# [WHAT YOU SHOULD DO]
Write out each record below exactly as it appears, with no pictures.

# [RECORDS FOR THIS TASK]
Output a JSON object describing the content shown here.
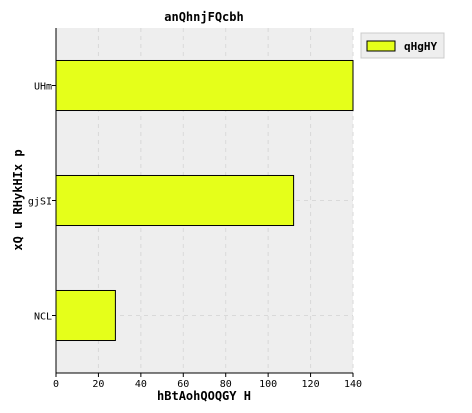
{
  "chart_data": {
    "type": "bar",
    "orientation": "horizontal",
    "title": "anQhnjFQcbh",
    "xlabel": "hBtAohQOQGY  H",
    "ylabel": "xQ u RHykHIx p",
    "categories": [
      "UHm",
      "gjSI",
      "NCL"
    ],
    "series": [
      {
        "name": "qHgHY",
        "values": [
          140,
          112,
          28
        ]
      }
    ],
    "xlim": [
      0,
      140
    ],
    "xticks": [
      0,
      20,
      40,
      60,
      80,
      100,
      120,
      140
    ],
    "grid": true,
    "legend_position": "top-right-outside",
    "colors": {
      "bar": "#e5ff1a",
      "bar_edge": "#000000",
      "plot_background": "#eeeeee",
      "grid": "#d9d9d9"
    }
  }
}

# [SOLUTION]
Output a JSON object describing the content shown here.
{
  "chart_data": {
    "type": "bar",
    "orientation": "horizontal",
    "title": "anQhnjFQcbh",
    "xlabel": "hBtAohQOQGY  H",
    "ylabel": "xQ u RHykHIx p",
    "categories": [
      "UHm",
      "gjSI",
      "NCL"
    ],
    "series": [
      {
        "name": "qHgHY",
        "values": [
          140,
          112,
          28
        ]
      }
    ],
    "xlim": [
      0,
      140
    ],
    "xticks": [
      0,
      20,
      40,
      60,
      80,
      100,
      120,
      140
    ],
    "grid": true,
    "legend_position": "top-right-outside",
    "colors": {
      "bar": "#e5ff1a",
      "bar_edge": "#000000",
      "plot_background": "#eeeeee",
      "grid": "#d9d9d9"
    }
  }
}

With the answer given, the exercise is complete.